* START *
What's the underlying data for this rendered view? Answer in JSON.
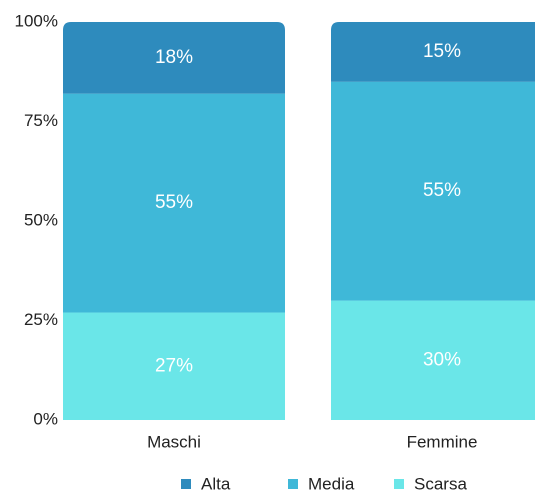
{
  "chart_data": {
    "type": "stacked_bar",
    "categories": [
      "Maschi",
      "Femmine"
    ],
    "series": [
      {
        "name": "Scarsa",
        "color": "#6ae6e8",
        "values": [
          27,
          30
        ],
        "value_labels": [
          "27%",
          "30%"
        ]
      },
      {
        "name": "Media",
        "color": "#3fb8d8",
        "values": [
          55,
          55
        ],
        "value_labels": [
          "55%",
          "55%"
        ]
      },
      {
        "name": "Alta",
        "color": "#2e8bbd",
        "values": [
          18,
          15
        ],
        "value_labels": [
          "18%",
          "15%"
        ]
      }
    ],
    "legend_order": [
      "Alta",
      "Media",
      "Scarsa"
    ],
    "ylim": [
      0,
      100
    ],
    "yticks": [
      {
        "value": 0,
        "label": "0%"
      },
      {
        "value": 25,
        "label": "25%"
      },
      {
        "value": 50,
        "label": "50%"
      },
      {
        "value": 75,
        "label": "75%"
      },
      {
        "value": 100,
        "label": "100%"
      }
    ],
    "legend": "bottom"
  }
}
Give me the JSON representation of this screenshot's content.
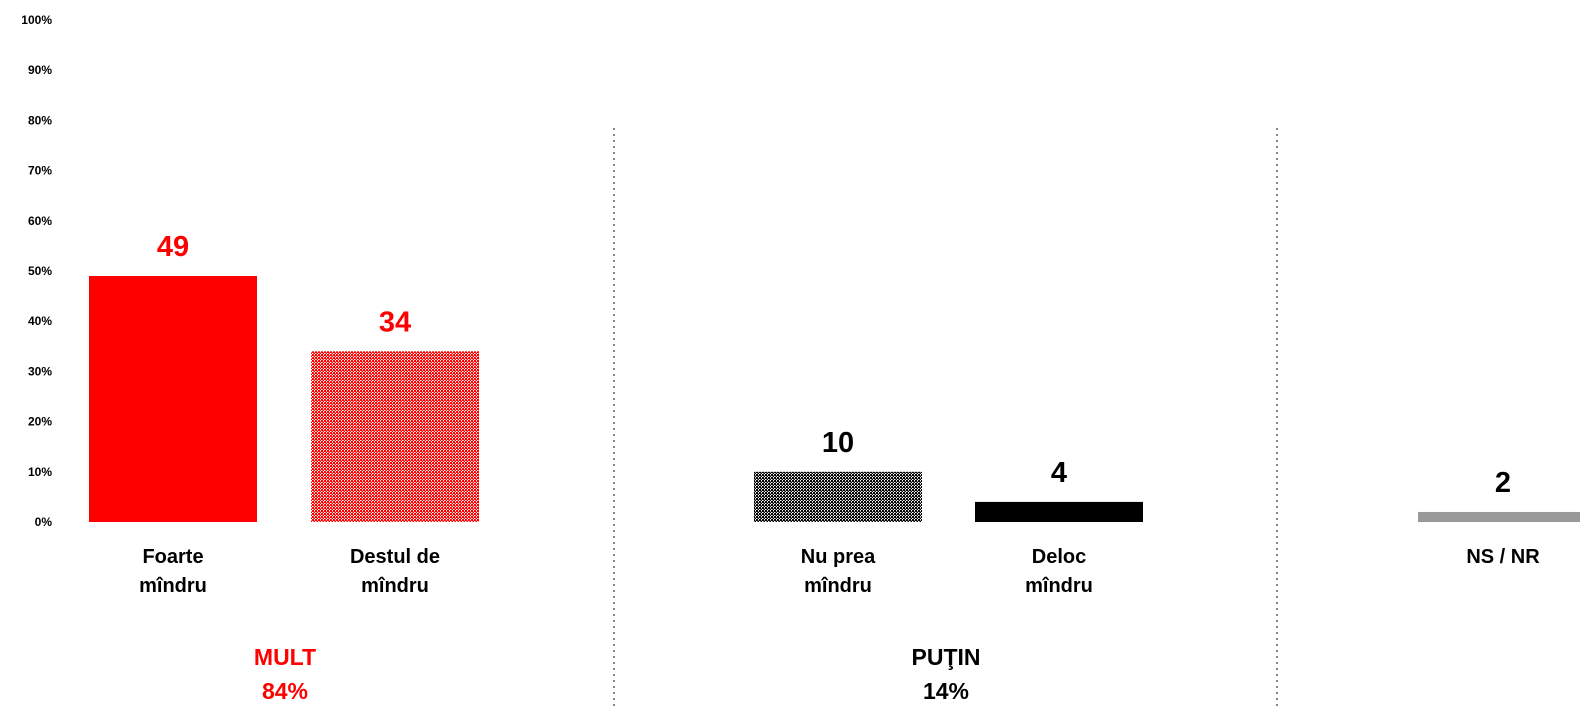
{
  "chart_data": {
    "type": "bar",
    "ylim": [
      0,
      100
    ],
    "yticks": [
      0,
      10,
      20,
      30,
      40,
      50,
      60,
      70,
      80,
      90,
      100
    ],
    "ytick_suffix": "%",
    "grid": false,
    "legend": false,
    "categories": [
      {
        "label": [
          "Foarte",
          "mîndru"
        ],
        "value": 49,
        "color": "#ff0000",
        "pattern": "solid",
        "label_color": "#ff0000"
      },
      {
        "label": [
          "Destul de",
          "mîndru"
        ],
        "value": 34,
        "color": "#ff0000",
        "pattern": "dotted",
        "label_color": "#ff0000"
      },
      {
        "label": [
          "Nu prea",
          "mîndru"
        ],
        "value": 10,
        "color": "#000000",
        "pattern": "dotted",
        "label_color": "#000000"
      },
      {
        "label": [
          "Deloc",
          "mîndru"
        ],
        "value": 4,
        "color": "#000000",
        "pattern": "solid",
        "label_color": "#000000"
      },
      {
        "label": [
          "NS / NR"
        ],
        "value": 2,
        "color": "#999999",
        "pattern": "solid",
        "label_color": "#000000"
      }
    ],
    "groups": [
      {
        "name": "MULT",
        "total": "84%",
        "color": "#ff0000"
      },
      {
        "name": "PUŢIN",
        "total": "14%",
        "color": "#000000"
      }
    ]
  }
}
* END *
Set each line of the records down exactly, leaving every picture out.

What's the underlying data for this rendered view? Answer in JSON.
{
  "chart_data": {
    "type": "stacked_bar",
    "categories": [
      "Maschi",
      "Femmine"
    ],
    "series": [
      {
        "name": "Scarsa",
        "color": "#6ae6e8",
        "values": [
          27,
          30
        ],
        "value_labels": [
          "27%",
          "30%"
        ]
      },
      {
        "name": "Media",
        "color": "#3fb8d8",
        "values": [
          55,
          55
        ],
        "value_labels": [
          "55%",
          "55%"
        ]
      },
      {
        "name": "Alta",
        "color": "#2e8bbd",
        "values": [
          18,
          15
        ],
        "value_labels": [
          "18%",
          "15%"
        ]
      }
    ],
    "legend_order": [
      "Alta",
      "Media",
      "Scarsa"
    ],
    "ylim": [
      0,
      100
    ],
    "yticks": [
      {
        "value": 0,
        "label": "0%"
      },
      {
        "value": 25,
        "label": "25%"
      },
      {
        "value": 50,
        "label": "50%"
      },
      {
        "value": 75,
        "label": "75%"
      },
      {
        "value": 100,
        "label": "100%"
      }
    ],
    "legend": "bottom"
  }
}
Give me the JSON representation of this screenshot's content.
{
  "chart_data": {
    "type": "bar",
    "ylim": [
      0,
      100
    ],
    "yticks": [
      0,
      10,
      20,
      30,
      40,
      50,
      60,
      70,
      80,
      90,
      100
    ],
    "ytick_suffix": "%",
    "grid": false,
    "legend": false,
    "categories": [
      {
        "label": [
          "Foarte",
          "mîndru"
        ],
        "value": 49,
        "color": "#ff0000",
        "pattern": "solid",
        "label_color": "#ff0000"
      },
      {
        "label": [
          "Destul de",
          "mîndru"
        ],
        "value": 34,
        "color": "#ff0000",
        "pattern": "dotted",
        "label_color": "#ff0000"
      },
      {
        "label": [
          "Nu prea",
          "mîndru"
        ],
        "value": 10,
        "color": "#000000",
        "pattern": "dotted",
        "label_color": "#000000"
      },
      {
        "label": [
          "Deloc",
          "mîndru"
        ],
        "value": 4,
        "color": "#000000",
        "pattern": "solid",
        "label_color": "#000000"
      },
      {
        "label": [
          "NS / NR"
        ],
        "value": 2,
        "color": "#999999",
        "pattern": "solid",
        "label_color": "#000000"
      }
    ],
    "groups": [
      {
        "name": "MULT",
        "total": "84%",
        "color": "#ff0000"
      },
      {
        "name": "PUŢIN",
        "total": "14%",
        "color": "#000000"
      }
    ]
  }
}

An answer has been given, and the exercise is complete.